[Start]

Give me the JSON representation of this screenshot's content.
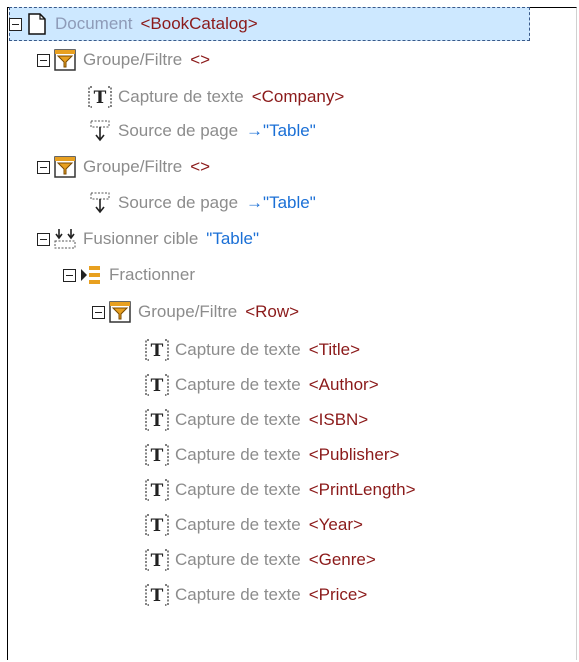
{
  "tree": {
    "root": {
      "kind": "Document",
      "value": "<BookCatalog>"
    },
    "group1": {
      "kind": "Groupe/Filtre",
      "value": "<>"
    },
    "capture_company": {
      "kind": "Capture de texte",
      "value": "<Company>"
    },
    "source1": {
      "kind": "Source de page",
      "value": "→\"Table\""
    },
    "group2": {
      "kind": "Groupe/Filtre",
      "value": "<>"
    },
    "source2": {
      "kind": "Source de page",
      "value": "→\"Table\""
    },
    "merge": {
      "kind": "Fusionner cible",
      "value": "\"Table\""
    },
    "split": {
      "kind": "Fractionner"
    },
    "group3": {
      "kind": "Groupe/Filtre",
      "value": "<Row>"
    },
    "captures": [
      {
        "kind": "Capture de texte",
        "value": "<Title>"
      },
      {
        "kind": "Capture de texte",
        "value": "<Author>"
      },
      {
        "kind": "Capture de texte",
        "value": "<ISBN>"
      },
      {
        "kind": "Capture de texte",
        "value": "<Publisher>"
      },
      {
        "kind": "Capture de texte",
        "value": "<PrintLength>"
      },
      {
        "kind": "Capture de texte",
        "value": "<Year>"
      },
      {
        "kind": "Capture de texte",
        "value": "<Genre>"
      },
      {
        "kind": "Capture de texte",
        "value": "<Price>"
      }
    ]
  },
  "colors": {
    "selection": "#cde8ff",
    "value_red": "#8b1a1a",
    "value_blue": "#1a6fd6",
    "kind_gray": "#8c8c8c",
    "filter_orange": "#e8a020"
  }
}
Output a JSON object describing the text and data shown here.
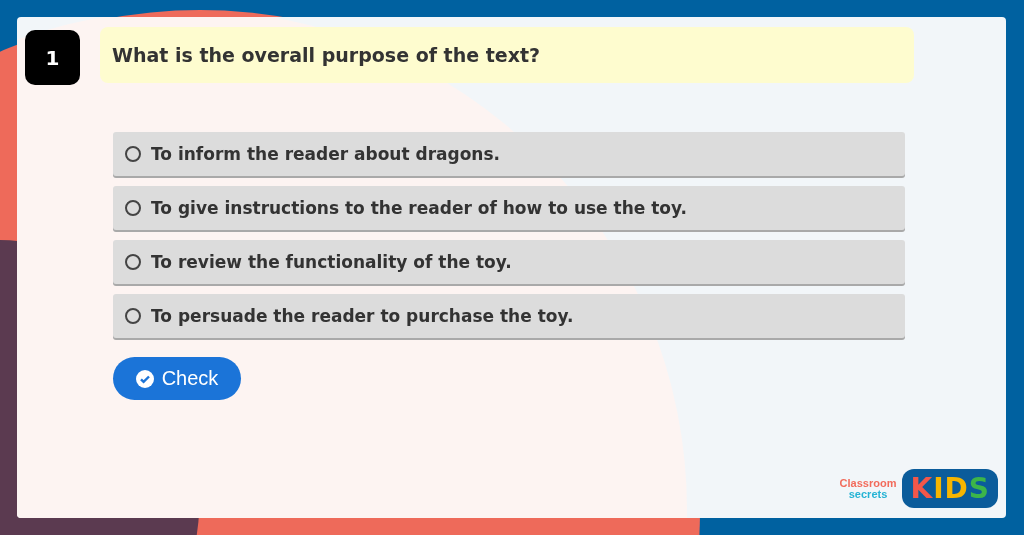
{
  "question": {
    "number": "1",
    "text": "What is the overall purpose of the text?"
  },
  "options": [
    {
      "label": "To inform the reader about dragons.",
      "selected": false
    },
    {
      "label": "To give instructions to the reader of how to use the toy.",
      "selected": false
    },
    {
      "label": "To review the functionality of the toy.",
      "selected": false
    },
    {
      "label": "To persuade the reader to purchase the toy.",
      "selected": false
    }
  ],
  "check_button": {
    "label": "Check"
  },
  "logo": {
    "brand_top": "Classroom",
    "brand_bottom": "secrets",
    "badge": "KIDS"
  }
}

[End]

→ **Exercise requirements**: Return all of the entries exactly as written, but drop any pictures they hold.

→ **Response**:
Give me the JSON representation of this screenshot's content.
{
  "tree": {
    "root": {
      "kind": "Document",
      "value": "<BookCatalog>"
    },
    "group1": {
      "kind": "Groupe/Filtre",
      "value": "<>"
    },
    "capture_company": {
      "kind": "Capture de texte",
      "value": "<Company>"
    },
    "source1": {
      "kind": "Source de page",
      "value": "→\"Table\""
    },
    "group2": {
      "kind": "Groupe/Filtre",
      "value": "<>"
    },
    "source2": {
      "kind": "Source de page",
      "value": "→\"Table\""
    },
    "merge": {
      "kind": "Fusionner cible",
      "value": "\"Table\""
    },
    "split": {
      "kind": "Fractionner"
    },
    "group3": {
      "kind": "Groupe/Filtre",
      "value": "<Row>"
    },
    "captures": [
      {
        "kind": "Capture de texte",
        "value": "<Title>"
      },
      {
        "kind": "Capture de texte",
        "value": "<Author>"
      },
      {
        "kind": "Capture de texte",
        "value": "<ISBN>"
      },
      {
        "kind": "Capture de texte",
        "value": "<Publisher>"
      },
      {
        "kind": "Capture de texte",
        "value": "<PrintLength>"
      },
      {
        "kind": "Capture de texte",
        "value": "<Year>"
      },
      {
        "kind": "Capture de texte",
        "value": "<Genre>"
      },
      {
        "kind": "Capture de texte",
        "value": "<Price>"
      }
    ]
  },
  "colors": {
    "selection": "#cde8ff",
    "value_red": "#8b1a1a",
    "value_blue": "#1a6fd6",
    "kind_gray": "#8c8c8c",
    "filter_orange": "#e8a020"
  }
}
Output a JSON object describing the text and data shown here.
{
  "question": {
    "number": "1",
    "text": "What is the overall purpose of the text?"
  },
  "options": [
    {
      "label": "To inform the reader about dragons.",
      "selected": false
    },
    {
      "label": "To give instructions to the reader of how to use the toy.",
      "selected": false
    },
    {
      "label": "To review the functionality of the toy.",
      "selected": false
    },
    {
      "label": "To persuade the reader to purchase the toy.",
      "selected": false
    }
  ],
  "check_button": {
    "label": "Check"
  },
  "logo": {
    "brand_top": "Classroom",
    "brand_bottom": "secrets",
    "badge": "KIDS"
  }
}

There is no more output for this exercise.